Records excerpted from a collection:
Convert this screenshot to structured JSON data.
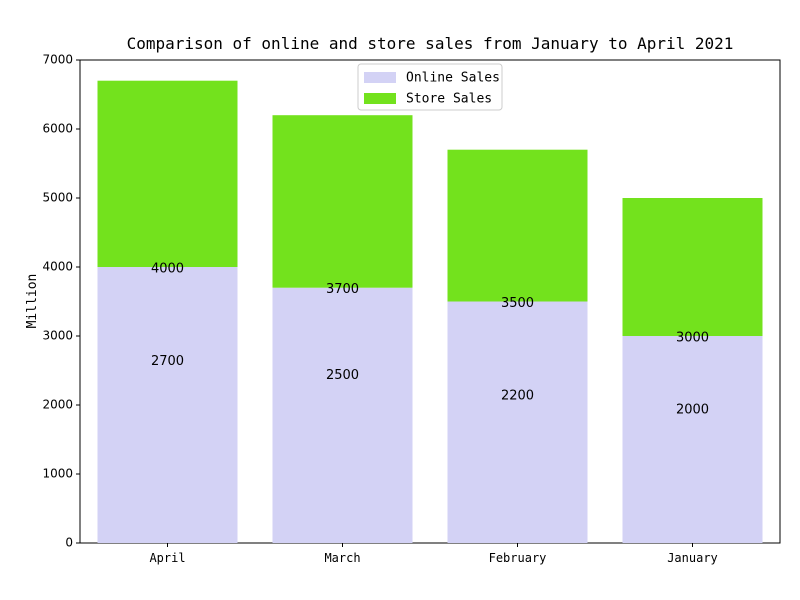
{
  "chart_data": {
    "type": "bar",
    "stacked": true,
    "title": "Comparison of online and store sales from January to April 2021",
    "xlabel": "",
    "ylabel": "Million",
    "ylim": [
      0,
      7000
    ],
    "yticks": [
      0,
      1000,
      2000,
      3000,
      4000,
      5000,
      6000,
      7000
    ],
    "categories": [
      "April",
      "March",
      "February",
      "January"
    ],
    "series": [
      {
        "name": "Online Sales",
        "values": [
          4000,
          3700,
          3500,
          3000
        ],
        "color": "#d3d2f5"
      },
      {
        "name": "Store Sales",
        "values": [
          2700,
          2500,
          2200,
          2000
        ],
        "color": "#73e21d"
      }
    ],
    "legend_position": "top-center",
    "grid": false
  }
}
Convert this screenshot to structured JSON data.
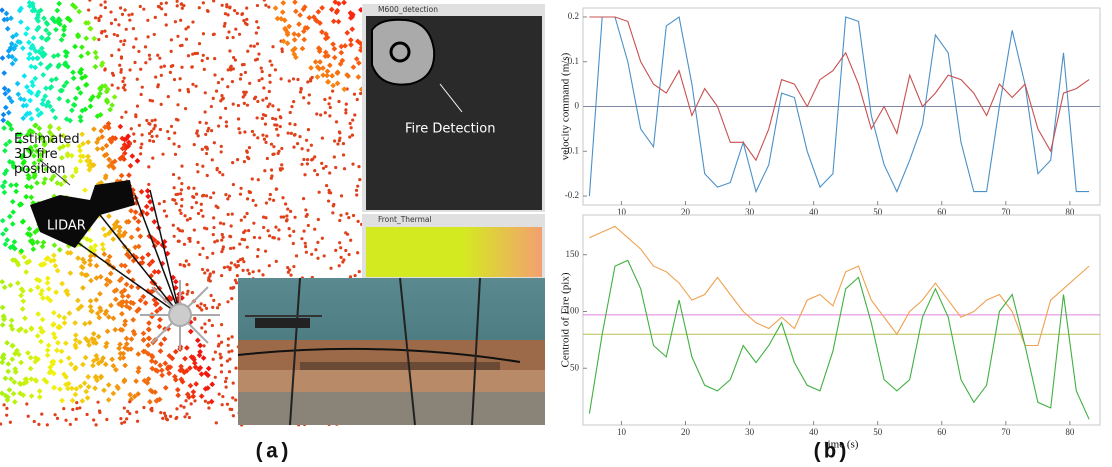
{
  "panel_a": {
    "annotations": {
      "fire_position": "Estimated 3D fire position",
      "lidar": "LIDAR",
      "fire_detection": "Fire Detection"
    },
    "windows": {
      "detection": "M600_detection",
      "thermal": "Front_Thermal"
    },
    "caption": "(a)"
  },
  "caption_b": "(b)",
  "chart_data": [
    {
      "type": "line",
      "ylabel": "velocity command (m/s)",
      "x": [
        5,
        7,
        9,
        11,
        13,
        15,
        17,
        19,
        21,
        23,
        25,
        27,
        29,
        31,
        33,
        35,
        37,
        39,
        41,
        43,
        45,
        47,
        49,
        51,
        53,
        55,
        57,
        59,
        61,
        63,
        65,
        67,
        69,
        71,
        73,
        75,
        77,
        79,
        81,
        83
      ],
      "series": [
        {
          "color": "#4a90c8",
          "values": [
            -0.2,
            0.2,
            0.2,
            0.1,
            -0.05,
            -0.09,
            0.18,
            0.2,
            0.05,
            -0.15,
            -0.18,
            -0.17,
            -0.08,
            -0.19,
            -0.13,
            0.03,
            0.02,
            -0.1,
            -0.18,
            -0.15,
            0.2,
            0.19,
            -0.02,
            -0.13,
            -0.19,
            -0.12,
            -0.04,
            0.16,
            0.12,
            -0.08,
            -0.19,
            -0.19,
            0.0,
            0.17,
            0.05,
            -0.15,
            -0.12,
            0.12,
            -0.19,
            -0.19
          ]
        },
        {
          "color": "#c85050",
          "values": [
            0.2,
            0.2,
            0.2,
            0.19,
            0.1,
            0.05,
            0.03,
            0.08,
            -0.02,
            0.04,
            0.0,
            -0.08,
            -0.08,
            -0.12,
            -0.05,
            0.06,
            0.05,
            0.0,
            0.06,
            0.08,
            0.12,
            0.05,
            -0.05,
            0.0,
            -0.06,
            0.07,
            0.0,
            0.03,
            0.07,
            0.06,
            0.03,
            -0.02,
            0.05,
            0.02,
            0.05,
            -0.05,
            -0.1,
            0.03,
            0.04,
            0.06
          ]
        }
      ],
      "hlines": [
        {
          "value": 0,
          "color": "#8088a8"
        }
      ],
      "xlim": [
        4,
        84.7
      ],
      "xticks": [
        10,
        20,
        30,
        40,
        50,
        60,
        70,
        80
      ],
      "ylim": [
        -0.22,
        0.22
      ],
      "yticks": [
        0.2,
        0.1,
        0,
        -0.1,
        -0.2
      ]
    },
    {
      "type": "line",
      "ylabel": "Centroid of Fire (pix)",
      "xlabel": "time (s)",
      "x": [
        5,
        7,
        9,
        11,
        13,
        15,
        17,
        19,
        21,
        23,
        25,
        27,
        29,
        31,
        33,
        35,
        37,
        39,
        41,
        43,
        45,
        47,
        49,
        51,
        53,
        55,
        57,
        59,
        61,
        63,
        65,
        67,
        69,
        71,
        73,
        75,
        77,
        79,
        81,
        83
      ],
      "series": [
        {
          "color": "#f0a050",
          "values": [
            165,
            170,
            175,
            165,
            155,
            140,
            135,
            125,
            110,
            115,
            130,
            115,
            100,
            90,
            85,
            95,
            85,
            110,
            115,
            105,
            135,
            140,
            110,
            95,
            80,
            100,
            110,
            125,
            110,
            95,
            100,
            110,
            115,
            100,
            70,
            70,
            110,
            120,
            130,
            140
          ]
        },
        {
          "color": "#40b040",
          "values": [
            10,
            80,
            140,
            145,
            120,
            70,
            60,
            110,
            60,
            35,
            30,
            40,
            70,
            55,
            70,
            90,
            55,
            35,
            30,
            65,
            120,
            130,
            90,
            40,
            30,
            40,
            95,
            120,
            95,
            40,
            20,
            35,
            100,
            115,
            70,
            20,
            15,
            115,
            30,
            5
          ]
        }
      ],
      "hlines": [
        {
          "value": 97,
          "color": "#e080e0"
        },
        {
          "value": 80,
          "color": "#b8c050"
        }
      ],
      "xlim": [
        4,
        84.7
      ],
      "xticks": [
        10,
        20,
        30,
        40,
        50,
        60,
        70,
        80
      ],
      "ylim": [
        0,
        185
      ],
      "yticks": [
        50,
        100,
        150
      ]
    }
  ]
}
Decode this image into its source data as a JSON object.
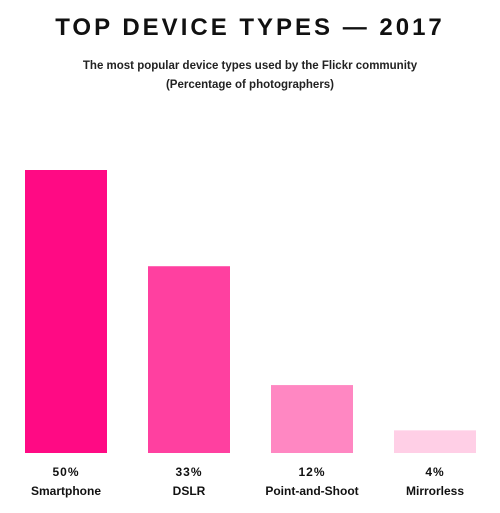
{
  "chart_data": {
    "type": "bar",
    "title": "TOP DEVICE TYPES — 2017",
    "subtitle_lines": [
      "The most popular device types used by the Flickr community",
      "(Percentage of photographers)"
    ],
    "categories": [
      "Smartphone",
      "DSLR",
      "Point-and-Shoot",
      "Mirrorless"
    ],
    "values": [
      50,
      33,
      12,
      4
    ],
    "value_labels": [
      "50%",
      "33%",
      "12%",
      "4%"
    ],
    "bar_colors": [
      "#ff0a84",
      "#ff40a0",
      "#ff87c2",
      "#ffcfe6"
    ],
    "ylim": [
      0,
      50
    ],
    "xlabel": "",
    "ylabel": "",
    "grid": false,
    "legend": "none"
  }
}
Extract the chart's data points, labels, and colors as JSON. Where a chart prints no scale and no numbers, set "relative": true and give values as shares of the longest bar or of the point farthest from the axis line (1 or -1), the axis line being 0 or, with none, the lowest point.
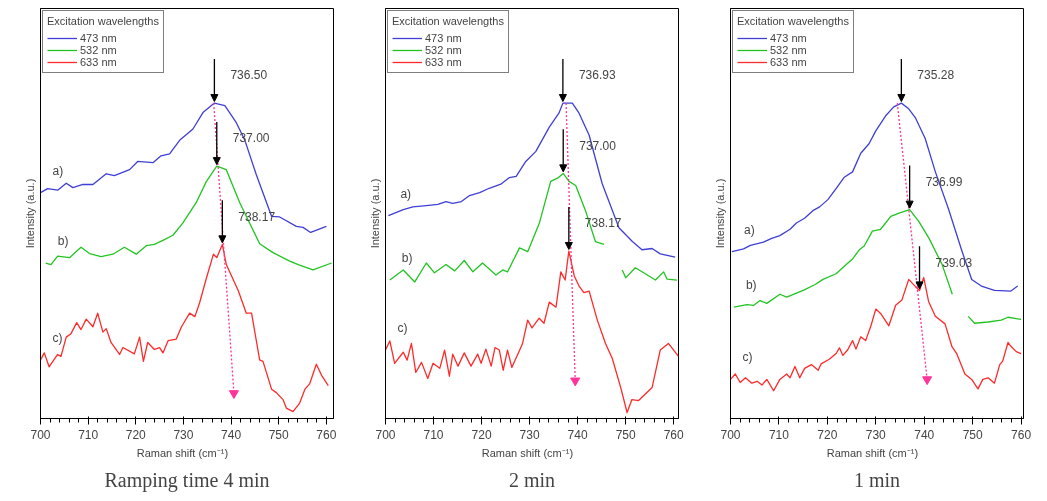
{
  "chart_data": [
    {
      "type": "line",
      "relative": true,
      "xlabel": "Raman shift    (cm⁻¹)",
      "ylabel": "Intensity (a.u.)",
      "legend_title": "Excitation wavelengths",
      "legend": "top left",
      "xlim": [
        700,
        761.5
      ],
      "xticks": [
        700,
        710,
        720,
        730,
        740,
        750,
        760
      ],
      "series": [
        {
          "name": "473 nm",
          "color": "#3f3fd6",
          "x": [
            700,
            701.5,
            703.6,
            705.4,
            706.8,
            708.9,
            711.0,
            713.8,
            715.5,
            718.7,
            720.4,
            723.6,
            725.3,
            727.1,
            729.2,
            732.0,
            734.1,
            736.5,
            738.7,
            741.1,
            742.9,
            745.3,
            748.5,
            750.2,
            753.7,
            755.1,
            756.7,
            760
          ],
          "values": [
            0.716,
            0.729,
            0.724,
            0.746,
            0.732,
            0.742,
            0.742,
            0.776,
            0.77,
            0.789,
            0.815,
            0.811,
            0.833,
            0.839,
            0.882,
            0.918,
            0.97,
            1.0,
            0.992,
            0.938,
            0.882,
            0.773,
            0.641,
            0.639,
            0.609,
            0.606,
            0.59,
            0.609
          ]
        },
        {
          "name": "532 nm",
          "color": "#22c422",
          "x": [
            701.1,
            702.2,
            703.6,
            706.1,
            708.5,
            710.3,
            712.7,
            715.2,
            717.6,
            720.1,
            722.2,
            723.9,
            725.7,
            727.8,
            729.9,
            732.7,
            734.8,
            737.0,
            739.0,
            741.8,
            746.0,
            748.8,
            752.3,
            754.1,
            757.2,
            761.1
          ],
          "values": [
            0.493,
            0.488,
            0.515,
            0.51,
            0.543,
            0.523,
            0.513,
            0.521,
            0.543,
            0.521,
            0.548,
            0.552,
            0.565,
            0.581,
            0.62,
            0.685,
            0.751,
            0.8,
            0.789,
            0.685,
            0.554,
            0.526,
            0.499,
            0.488,
            0.471,
            0.493
          ]
        },
        {
          "name": "633 nm",
          "color": "#ff2a2a",
          "x": [
            700,
            700.8,
            701.8,
            703.6,
            704.3,
            705.4,
            706.4,
            707.6,
            708.5,
            709.6,
            711.0,
            712.0,
            713.1,
            713.8,
            714.8,
            716.6,
            717.3,
            719.7,
            720.8,
            721.6,
            722.5,
            723.9,
            725.0,
            725.7,
            726.8,
            728.5,
            729.6,
            731.3,
            732.4,
            733.4,
            734.8,
            736.3,
            737.0,
            738.17,
            739.0,
            741.5,
            743.2,
            744.3,
            746.0,
            746.7,
            748.5,
            749.5,
            750.9,
            751.6,
            753.0,
            754.4,
            755.5,
            756.5,
            757.9,
            759.0,
            760.4
          ],
          "values": [
            0.186,
            0.208,
            0.164,
            0.203,
            0.197,
            0.258,
            0.269,
            0.304,
            0.282,
            0.315,
            0.291,
            0.334,
            0.274,
            0.285,
            0.241,
            0.203,
            0.225,
            0.205,
            0.258,
            0.181,
            0.241,
            0.219,
            0.225,
            0.208,
            0.247,
            0.252,
            0.291,
            0.334,
            0.323,
            0.367,
            0.444,
            0.521,
            0.51,
            0.552,
            0.488,
            0.406,
            0.334,
            0.334,
            0.186,
            0.181,
            0.093,
            0.082,
            0.06,
            0.033,
            0.022,
            0.049,
            0.093,
            0.11,
            0.172,
            0.137,
            0.104
          ]
        },
        {
          "type": "line",
          "color": "#ff3399",
          "line_style": "dotted",
          "x": [
            736.35,
            740.6
          ],
          "values": [
            1.0,
            0.08
          ]
        }
      ],
      "annotations": [
        {
          "text": "736.50",
          "x": 736.5,
          "y": 1.0
        },
        {
          "text": "737.00",
          "x": 737.0,
          "y": 0.8
        },
        {
          "text": "738.17",
          "x": 738.17,
          "y": 0.552
        },
        "a)",
        "b)",
        "c)",
        "Ramping time 4 min"
      ]
    },
    {
      "type": "line",
      "relative": true,
      "xlabel": "Raman shift    (cm⁻¹)",
      "ylabel": "Intensity (a.u.)",
      "legend_title": "Excitation wavelengths",
      "legend": "top left",
      "xlim": [
        700,
        761
      ],
      "xticks": [
        700,
        710,
        720,
        730,
        740,
        750,
        760
      ],
      "series": [
        {
          "name": "473 nm",
          "color": "#3f3fd6",
          "x": [
            700.6,
            703.7,
            705.7,
            708.5,
            710.9,
            712.6,
            714.0,
            715.8,
            717.5,
            719.6,
            721.6,
            724.0,
            725.8,
            727.2,
            729.2,
            731.3,
            734.1,
            736.1,
            736.93,
            738.9,
            740.3,
            742.4,
            745.1,
            748.6,
            751.4,
            753.4,
            755.5,
            757.2,
            760.3
          ],
          "values": [
            0.643,
            0.662,
            0.671,
            0.675,
            0.679,
            0.688,
            0.682,
            0.688,
            0.707,
            0.716,
            0.73,
            0.743,
            0.764,
            0.768,
            0.815,
            0.847,
            0.924,
            0.968,
            1.0,
            1.0,
            0.968,
            0.898,
            0.745,
            0.605,
            0.561,
            0.535,
            0.539,
            0.522,
            0.512
          ]
        },
        {
          "name": "532 nm",
          "color": "#22c422",
          "x": [
            700.9,
            703.7,
            706.1,
            708.5,
            710.2,
            712.6,
            714.4,
            716.4,
            718.2,
            720.2,
            723.0,
            724.4,
            725.4,
            727.9,
            729.6,
            732.0,
            734.4,
            736.0,
            737.0,
            738.2,
            739.6,
            741.7,
            743.7,
            745.5,
            747.4,
            749.3,
            750.0,
            752.0,
            754.1,
            756.2,
            757.9,
            758.6,
            760.7
          ],
          "values": [
            0.439,
            0.471,
            0.433,
            0.493,
            0.462,
            0.488,
            0.468,
            0.501,
            0.465,
            0.493,
            0.455,
            0.471,
            0.465,
            0.541,
            0.529,
            0.618,
            0.752,
            0.764,
            0.777,
            0.752,
            0.739,
            0.656,
            0.561,
            0.552,
            null,
            0.471,
            0.446,
            0.478,
            0.459,
            0.439,
            0.465,
            0.442,
            0.439
          ]
        },
        {
          "name": "633 nm",
          "color": "#ff2a2a",
          "x": [
            700,
            700.9,
            701.9,
            703.7,
            704.5,
            705.4,
            706.3,
            707.5,
            708.8,
            709.9,
            711.3,
            712.3,
            713.3,
            714.0,
            715.1,
            716.4,
            717.8,
            719.2,
            719.9,
            720.9,
            722.0,
            722.8,
            723.7,
            724.5,
            725.4,
            726.3,
            728.5,
            729.6,
            730.5,
            732.0,
            733.0,
            734.1,
            735.5,
            736.5,
            737.4,
            738.17,
            739.3,
            740.3,
            741.3,
            742.4,
            744.1,
            745.8,
            747.2,
            748.9,
            750.3,
            751.3,
            752.7,
            755.5,
            757.2,
            758.9,
            761.0
          ],
          "values": [
            0.217,
            0.246,
            0.175,
            0.21,
            0.185,
            0.238,
            0.146,
            0.178,
            0.127,
            0.175,
            0.159,
            0.217,
            0.134,
            0.204,
            0.166,
            0.208,
            0.166,
            0.204,
            0.175,
            0.22,
            0.166,
            0.225,
            0.217,
            0.153,
            0.217,
            0.162,
            0.236,
            0.312,
            0.287,
            0.318,
            0.302,
            0.369,
            0.353,
            0.465,
            0.439,
            0.531,
            0.452,
            0.42,
            0.399,
            0.404,
            0.312,
            0.238,
            0.191,
            0.102,
            0.019,
            0.06,
            0.057,
            0.098,
            0.217,
            0.238,
            0.197
          ]
        },
        {
          "type": "line",
          "color": "#ff3399",
          "line_style": "dotted",
          "x": [
            737.59,
            739.5
          ],
          "values": [
            1.0,
            0.12
          ]
        }
      ],
      "annotations": [
        {
          "text": "736.93",
          "x": 736.93,
          "y": 1.0
        },
        {
          "text": "737.00",
          "x": 737.0,
          "y": 0.777
        },
        {
          "text": "738.17",
          "x": 738.17,
          "y": 0.531
        },
        "a)",
        "b)",
        "c)",
        "2 min"
      ]
    },
    {
      "type": "line",
      "relative": true,
      "xlabel": "Raman shift    (cm⁻¹)",
      "ylabel": "Intensity (a.u.)",
      "legend_title": "Excitation wavelengths",
      "legend": "top left",
      "xlim": [
        700,
        760.5
      ],
      "xticks": [
        700,
        710,
        720,
        730,
        740,
        750,
        760
      ],
      "series": [
        {
          "name": "473 nm",
          "color": "#3f3fd6",
          "x": [
            700.3,
            702.7,
            704.1,
            706.8,
            708.5,
            710.2,
            712.3,
            713.6,
            715.3,
            717.0,
            718.4,
            720.1,
            721.8,
            723.5,
            725.2,
            726.9,
            728.6,
            730.0,
            732.0,
            733.7,
            735.28,
            736.8,
            738.2,
            740.2,
            742.3,
            745.0,
            747.7,
            749.8,
            751.8,
            754.5,
            757.9,
            759.3
          ],
          "values": [
            0.529,
            0.538,
            0.549,
            0.559,
            0.571,
            0.58,
            0.6,
            0.62,
            0.635,
            0.659,
            0.671,
            0.694,
            0.729,
            0.765,
            0.782,
            0.841,
            0.871,
            0.912,
            0.959,
            0.988,
            1.0,
            0.982,
            0.953,
            0.888,
            0.782,
            0.665,
            0.535,
            0.441,
            0.42,
            0.406,
            0.404,
            0.42
          ]
        },
        {
          "name": "532 nm",
          "color": "#22c422",
          "x": [
            700.7,
            703.4,
            704.8,
            706.1,
            707.5,
            710.2,
            711.6,
            715.0,
            717.4,
            719.1,
            721.8,
            723.9,
            725.2,
            726.6,
            727.6,
            729.3,
            731.0,
            733.1,
            734.8,
            736.99,
            738.9,
            741.0,
            743.7,
            745.8,
            747.5,
            749.1,
            750.4,
            753.2,
            755.9,
            757.3,
            760
          ],
          "values": [
            0.353,
            0.361,
            0.359,
            0.374,
            0.365,
            0.394,
            0.385,
            0.406,
            0.424,
            0.441,
            0.459,
            0.488,
            0.506,
            0.535,
            0.547,
            0.594,
            0.6,
            0.641,
            0.651,
            0.662,
            0.624,
            0.571,
            0.488,
            0.394,
            null,
            0.324,
            0.302,
            0.306,
            0.312,
            0.321,
            0.314
          ]
        },
        {
          "name": "633 nm",
          "color": "#ff2a2a",
          "x": [
            700,
            701.0,
            702.0,
            703.1,
            704.4,
            705.5,
            706.5,
            707.5,
            708.9,
            710.2,
            711.6,
            712.3,
            713.3,
            714.3,
            715.3,
            716.7,
            718.1,
            718.7,
            720.4,
            721.8,
            722.5,
            723.2,
            724.2,
            725.2,
            725.9,
            726.9,
            727.9,
            729.0,
            730.0,
            731.0,
            732.7,
            734.1,
            735.4,
            736.8,
            738.2,
            739.03,
            739.9,
            740.9,
            742.3,
            744.3,
            745.7,
            746.7,
            748.4,
            749.8,
            751.1,
            752.1,
            753.2,
            754.5,
            755.6,
            756.2,
            757.3,
            757.9,
            759.0,
            760
          ],
          "values": [
            0.124,
            0.141,
            0.114,
            0.129,
            0.112,
            0.118,
            0.106,
            0.124,
            0.088,
            0.124,
            0.141,
            0.129,
            0.165,
            0.129,
            0.159,
            0.171,
            0.153,
            0.173,
            0.188,
            0.206,
            0.224,
            0.2,
            0.218,
            0.247,
            0.22,
            0.259,
            0.247,
            0.294,
            0.347,
            0.333,
            0.294,
            0.359,
            0.376,
            0.441,
            0.418,
            0.406,
            0.447,
            0.371,
            0.324,
            0.3,
            0.229,
            0.206,
            0.141,
            0.124,
            0.094,
            0.124,
            0.129,
            0.112,
            0.171,
            0.182,
            0.241,
            0.229,
            0.212,
            0.206
          ]
        },
        {
          "type": "line",
          "color": "#ff3399",
          "line_style": "dotted",
          "x": [
            734.44,
            740.6
          ],
          "values": [
            1.0,
            0.124
          ]
        }
      ],
      "annotations": [
        {
          "text": "735.28",
          "x": 735.28,
          "y": 1.0
        },
        {
          "text": "736.99",
          "x": 736.99,
          "y": 0.662
        },
        {
          "text": "739.03",
          "x": 739.03,
          "y": 0.406
        },
        "a)",
        "b)",
        "c)",
        "1 min"
      ]
    }
  ]
}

*Your objective*: Pick out and copy the lines of the entries that hold the string "JSON".

*In response*:
Convert this screenshot to structured JSON data.
Convert this screenshot to structured JSON data.
Decode this image into its source data as a JSON object.
Extract the chart's data points, labels, and colors as JSON. Where a chart prints no scale and no numbers, set "relative": true and give values as shares of the longest bar or of the point farthest from the axis line (1 or -1), the axis line being 0 or, with none, the lowest point.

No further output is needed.